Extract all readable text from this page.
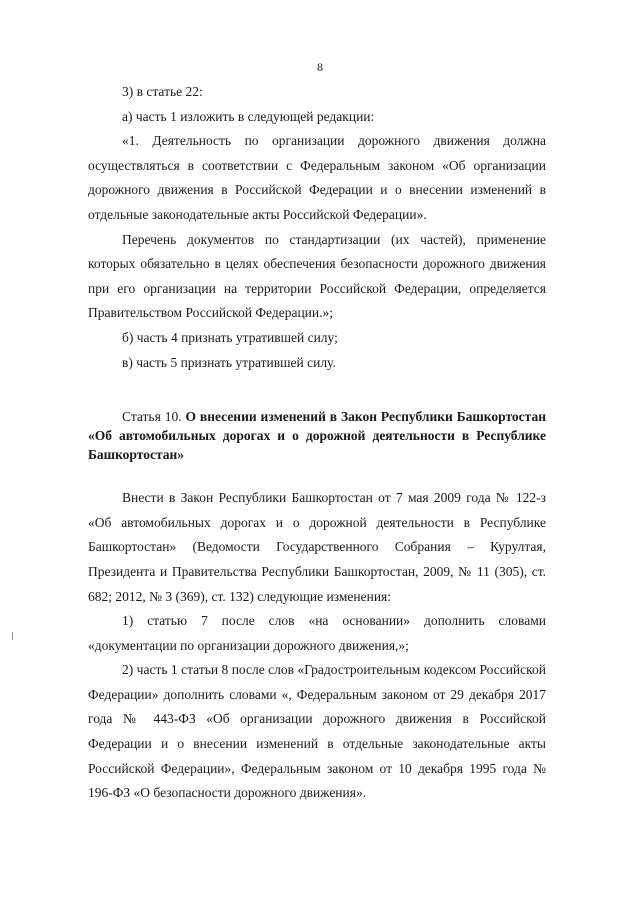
8

3) в статье 22:

а) часть 1 изложить в следующей редакции:

«1. Деятельность по организации дорожного движения должна осуществляться в соответствии с Федеральным законом «Об организации дорожного движения в Российской Федерации и о внесении изменений в отдельные законодательные акты Российской Федерации».

Перечень документов по стандартизации (их частей), применение которых обязательно в целях обеспечения безопасности дорожного движения при его организации на территории Российской Федерации, определяется Правительством Российской Федерации.»;

б) часть 4 признать утратившей силу;

в) часть 5 признать утратившей силу.

Статья 10. О внесении изменений в Закон Республики Башкортостан «Об автомобильных дорогах и о дорожной деятельности в Республике Башкортостан»

Внести в Закон Республики Башкортостан от 7 мая 2009 года № 122-з «Об автомобильных дорогах и о дорожной деятельности в Республике Башкортостан» (Ведомости Государственного Собрания – Курултая, Президента и Правительства Республики Башкортостан, 2009, № 11 (305), ст. 682; 2012, № 3 (369), ст. 132) следующие изменения:

1) статью 7 после слов «на основании» дополнить словами «документации по организации дорожного движения,»;

2) часть 1 статьи 8 после слов «Градостроительным кодексом Российской Федерации» дополнить словами «, Федеральным законом от 29 декабря 2017 года № 443-ФЗ «Об организации дорожного движения в Российской Федерации и о внесении изменений в отдельные законодательные акты Российской Федерации», Федеральным законом от 10 декабря 1995 года № 196-ФЗ «О безопасности дорожного движения».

**Written request**
Among the entries above, how many lines hold the string "часть"? Give the number by itself.

**Response for this exercise**
4